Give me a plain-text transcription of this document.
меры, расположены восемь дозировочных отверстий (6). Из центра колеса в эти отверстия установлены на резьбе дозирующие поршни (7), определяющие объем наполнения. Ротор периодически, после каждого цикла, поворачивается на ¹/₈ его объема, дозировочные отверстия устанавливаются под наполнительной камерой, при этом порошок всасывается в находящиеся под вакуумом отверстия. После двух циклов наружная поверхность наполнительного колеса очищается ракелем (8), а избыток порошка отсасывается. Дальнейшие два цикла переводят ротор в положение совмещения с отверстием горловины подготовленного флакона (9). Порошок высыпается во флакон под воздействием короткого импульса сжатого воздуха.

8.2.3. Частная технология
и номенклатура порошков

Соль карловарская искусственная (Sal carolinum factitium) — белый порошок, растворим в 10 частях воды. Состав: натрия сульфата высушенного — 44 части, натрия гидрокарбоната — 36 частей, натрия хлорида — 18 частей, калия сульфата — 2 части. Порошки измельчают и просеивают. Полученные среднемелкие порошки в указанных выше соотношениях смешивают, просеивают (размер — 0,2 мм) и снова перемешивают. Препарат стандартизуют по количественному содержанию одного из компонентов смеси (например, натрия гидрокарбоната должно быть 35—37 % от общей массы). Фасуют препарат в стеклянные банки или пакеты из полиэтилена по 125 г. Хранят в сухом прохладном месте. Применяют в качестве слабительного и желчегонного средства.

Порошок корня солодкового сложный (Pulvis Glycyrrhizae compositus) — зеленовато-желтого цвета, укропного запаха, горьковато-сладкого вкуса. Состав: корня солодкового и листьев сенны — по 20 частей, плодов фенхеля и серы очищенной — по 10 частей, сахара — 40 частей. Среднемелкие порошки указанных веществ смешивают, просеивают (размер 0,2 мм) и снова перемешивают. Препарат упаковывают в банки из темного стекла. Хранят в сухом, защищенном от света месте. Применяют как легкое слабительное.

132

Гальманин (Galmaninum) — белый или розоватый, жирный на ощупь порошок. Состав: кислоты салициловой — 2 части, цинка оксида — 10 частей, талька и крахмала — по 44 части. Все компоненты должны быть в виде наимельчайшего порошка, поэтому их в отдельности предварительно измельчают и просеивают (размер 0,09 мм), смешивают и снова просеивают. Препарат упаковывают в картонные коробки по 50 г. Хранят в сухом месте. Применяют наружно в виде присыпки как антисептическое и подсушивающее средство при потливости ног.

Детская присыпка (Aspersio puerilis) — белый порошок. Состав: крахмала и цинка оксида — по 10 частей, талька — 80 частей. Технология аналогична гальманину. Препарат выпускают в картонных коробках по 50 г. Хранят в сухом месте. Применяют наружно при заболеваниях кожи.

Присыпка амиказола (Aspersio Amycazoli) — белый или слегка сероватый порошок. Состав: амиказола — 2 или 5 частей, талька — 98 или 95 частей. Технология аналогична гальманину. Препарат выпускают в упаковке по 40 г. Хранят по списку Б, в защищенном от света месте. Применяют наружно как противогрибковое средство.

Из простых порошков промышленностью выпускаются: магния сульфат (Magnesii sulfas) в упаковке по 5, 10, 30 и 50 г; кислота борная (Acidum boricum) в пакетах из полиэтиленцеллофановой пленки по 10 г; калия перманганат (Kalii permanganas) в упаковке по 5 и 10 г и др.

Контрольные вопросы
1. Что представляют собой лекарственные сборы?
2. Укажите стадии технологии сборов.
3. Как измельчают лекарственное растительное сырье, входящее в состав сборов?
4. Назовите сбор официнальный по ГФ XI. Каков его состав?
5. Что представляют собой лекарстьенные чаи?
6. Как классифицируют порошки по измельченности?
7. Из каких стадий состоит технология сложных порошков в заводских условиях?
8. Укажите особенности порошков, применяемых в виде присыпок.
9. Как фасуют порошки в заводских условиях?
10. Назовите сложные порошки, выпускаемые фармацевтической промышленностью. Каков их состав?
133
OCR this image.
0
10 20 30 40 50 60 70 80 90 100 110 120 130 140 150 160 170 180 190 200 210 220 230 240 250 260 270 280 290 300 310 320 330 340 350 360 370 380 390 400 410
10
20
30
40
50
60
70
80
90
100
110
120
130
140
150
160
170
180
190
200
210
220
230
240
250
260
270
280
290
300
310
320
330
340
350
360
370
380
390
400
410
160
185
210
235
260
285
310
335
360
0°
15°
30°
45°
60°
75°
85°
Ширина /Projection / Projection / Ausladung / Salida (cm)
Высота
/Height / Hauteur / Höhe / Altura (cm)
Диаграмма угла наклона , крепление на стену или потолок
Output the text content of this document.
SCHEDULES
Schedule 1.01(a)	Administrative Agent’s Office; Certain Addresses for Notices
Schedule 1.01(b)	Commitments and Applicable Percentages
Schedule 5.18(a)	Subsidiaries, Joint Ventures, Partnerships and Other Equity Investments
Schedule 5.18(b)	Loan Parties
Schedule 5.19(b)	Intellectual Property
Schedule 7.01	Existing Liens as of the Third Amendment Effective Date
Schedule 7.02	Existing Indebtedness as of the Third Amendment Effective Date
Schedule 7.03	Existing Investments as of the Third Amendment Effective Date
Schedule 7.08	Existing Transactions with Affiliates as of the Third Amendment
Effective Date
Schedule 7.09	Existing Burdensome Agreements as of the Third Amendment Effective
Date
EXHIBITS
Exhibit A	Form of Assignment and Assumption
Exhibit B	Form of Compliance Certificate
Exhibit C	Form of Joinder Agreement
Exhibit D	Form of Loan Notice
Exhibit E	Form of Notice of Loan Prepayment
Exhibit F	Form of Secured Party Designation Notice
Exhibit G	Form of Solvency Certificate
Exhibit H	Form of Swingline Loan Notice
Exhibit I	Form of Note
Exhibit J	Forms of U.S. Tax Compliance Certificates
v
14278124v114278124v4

* _Task to complete_:
The records above must be output exactly, in full.

* _Solution to the problem_:
Give me a plain-text transcription of this document.
меры, расположены восемь дозировочных отверстий (6). Из центра колеса в эти отверстия установлены на резьбе дозирующие поршни (7), определяющие объем наполнения. Ротор периодически, после каждого цикла, поворачивается на ¹/₈ его объема, дозировочные отверстия устанавливаются под наполнительной камерой, при этом порошок всасывается в находящиеся под вакуумом отверстия. После двух циклов наружная поверхность наполнительного колеса очищается ракелем (8), а избыток порошка отсасывается. Дальнейшие два цикла переводят ротор в положение совмещения с отверстием горловины подготовленного флакона (9). Порошок высыпается во флакон под воздействием короткого импульса сжатого воздуха.

8.2.3. Частная технология
и номенклатура порошков

Соль карловарская искусственная (Sal carolinum factitium) — белый порошок, растворим в 10 частях воды. Состав: натрия сульфата высушенного — 44 части, натрия гидрокарбоната — 36 частей, натрия хлорида — 18 частей, калия сульфата — 2 части. Порошки измельчают и просеивают. Полученные среднемелкие порошки в указанных выше соотношениях смешивают, просеивают (размер — 0,2 мм) и снова перемешивают. Препарат стандартизуют по количественному содержанию одного из компонентов смеси (например, натрия гидрокарбоната должно быть 35—37 % от общей массы). Фасуют препарат в стеклянные банки или пакеты из полиэтилена по 125 г. Хранят в сухом прохладном месте. Применяют в качестве слабительного и желчегонного средства.

Порошок корня солодкового сложный (Pulvis Glycyrrhizae compositus) — зеленовато-желтого цвета, укропного запаха, горьковато-сладкого вкуса. Состав: корня солодкового и листьев сенны — по 20 частей, плодов фенхеля и серы очищенной — по 10 частей, сахара — 40 частей. Среднемелкие порошки указанных веществ смешивают, просеивают (размер 0,2 мм) и снова перемешивают. Препарат упаковывают в банки из темного стекла. Хранят в сухом, защищенном от света месте. Применяют как легкое слабительное.

132

Гальманин (Galmaninum) — белый или розоватый, жирный на ощупь порошок. Состав: кислоты салициловой — 2 части, цинка оксида — 10 частей, талька и крахмала — по 44 части. Все компоненты должны быть в виде наимельчайшего порошка, поэтому их в отдельности предварительно измельчают и просеивают (размер 0,09 мм), смешивают и снова просеивают. Препарат упаковывают в картонные коробки по 50 г. Хранят в сухом месте. Применяют наружно в виде присыпки как антисептическое и подсушивающее средство при потливости ног.

Детская присыпка (Aspersio puerilis) — белый порошок. Состав: крахмала и цинка оксида — по 10 частей, талька — 80 частей. Технология аналогична гальманину. Препарат выпускают в картонных коробках по 50 г. Хранят в сухом месте. Применяют наружно при заболеваниях кожи.

Присыпка амиказола (Aspersio Amycazoli) — белый или слегка сероватый порошок. Состав: амиказола — 2 или 5 частей, талька — 98 или 95 частей. Технология аналогична гальманину. Препарат выпускают в упаковке по 40 г. Хранят по списку Б, в защищенном от света месте. Применяют наружно как противогрибковое средство.

Из простых порошков промышленностью выпускаются: магния сульфат (Magnesii sulfas) в упаковке по 5, 10, 30 и 50 г; кислота борная (Acidum boricum) в пакетах из полиэтиленцеллофановой пленки по 10 г; калия перманганат (Kalii permanganas) в упаковке по 5 и 10 г и др.

Контрольные вопросы
1. Что представляют собой лекарственные сборы?
2. Укажите стадии технологии сборов.
3. Как измельчают лекарственное растительное сырье, входящее в состав сборов?
4. Назовите сбор официнальный по ГФ XI. Каков его состав?
5. Что представляют собой лекарстьенные чаи?
6. Как классифицируют порошки по измельченности?
7. Из каких стадий состоит технология сложных порошков в заводских условиях?
8. Укажите особенности порошков, применяемых в виде присыпок.
9. Как фасуют порошки в заводских условиях?
10. Назовите сложные порошки, выпускаемые фармацевтической промышленностью. Каков их состав?
133
OCR this image.
0
10 20 30 40 50 60 70 80 90 100 110 120 130 140 150 160 170 180 190 200 210 220 230 240 250 260 270 280 290 300 310 320 330 340 350 360 370 380 390 400 410
10
20
30
40
50
60
70
80
90
100
110
120
130
140
150
160
170
180
190
200
210
220
230
240
250
260
270
280
290
300
310
320
330
340
350
360
370
380
390
400
410
160
185
210
235
260
285
310
335
360
0°
15°
30°
45°
60°
75°
85°
Ширина /Projection / Projection / Ausladung / Salida (cm)
Высота
/Height / Hauteur / Höhe / Altura (cm)
Диаграмма угла наклона , крепление на стену или потолок
Output the text content of this document.
SCHEDULES
Schedule 1.01(a)	Administrative Agent’s Office; Certain Addresses for Notices
Schedule 1.01(b)	Commitments and Applicable Percentages
Schedule 5.18(a)	Subsidiaries, Joint Ventures, Partnerships and Other Equity Investments
Schedule 5.18(b)	Loan Parties
Schedule 5.19(b)	Intellectual Property
Schedule 7.01	Existing Liens as of the Third Amendment Effective Date
Schedule 7.02	Existing Indebtedness as of the Third Amendment Effective Date
Schedule 7.03	Existing Investments as of the Third Amendment Effective Date
Schedule 7.08	Existing Transactions with Affiliates as of the Third Amendment
Effective Date
Schedule 7.09	Existing Burdensome Agreements as of the Third Amendment Effective
Date
EXHIBITS
Exhibit A	Form of Assignment and Assumption
Exhibit B	Form of Compliance Certificate
Exhibit C	Form of Joinder Agreement
Exhibit D	Form of Loan Notice
Exhibit E	Form of Notice of Loan Prepayment
Exhibit F	Form of Secured Party Designation Notice
Exhibit G	Form of Solvency Certificate
Exhibit H	Form of Swingline Loan Notice
Exhibit I	Form of Note
Exhibit J	Forms of U.S. Tax Compliance Certificates
v
14278124v114278124v4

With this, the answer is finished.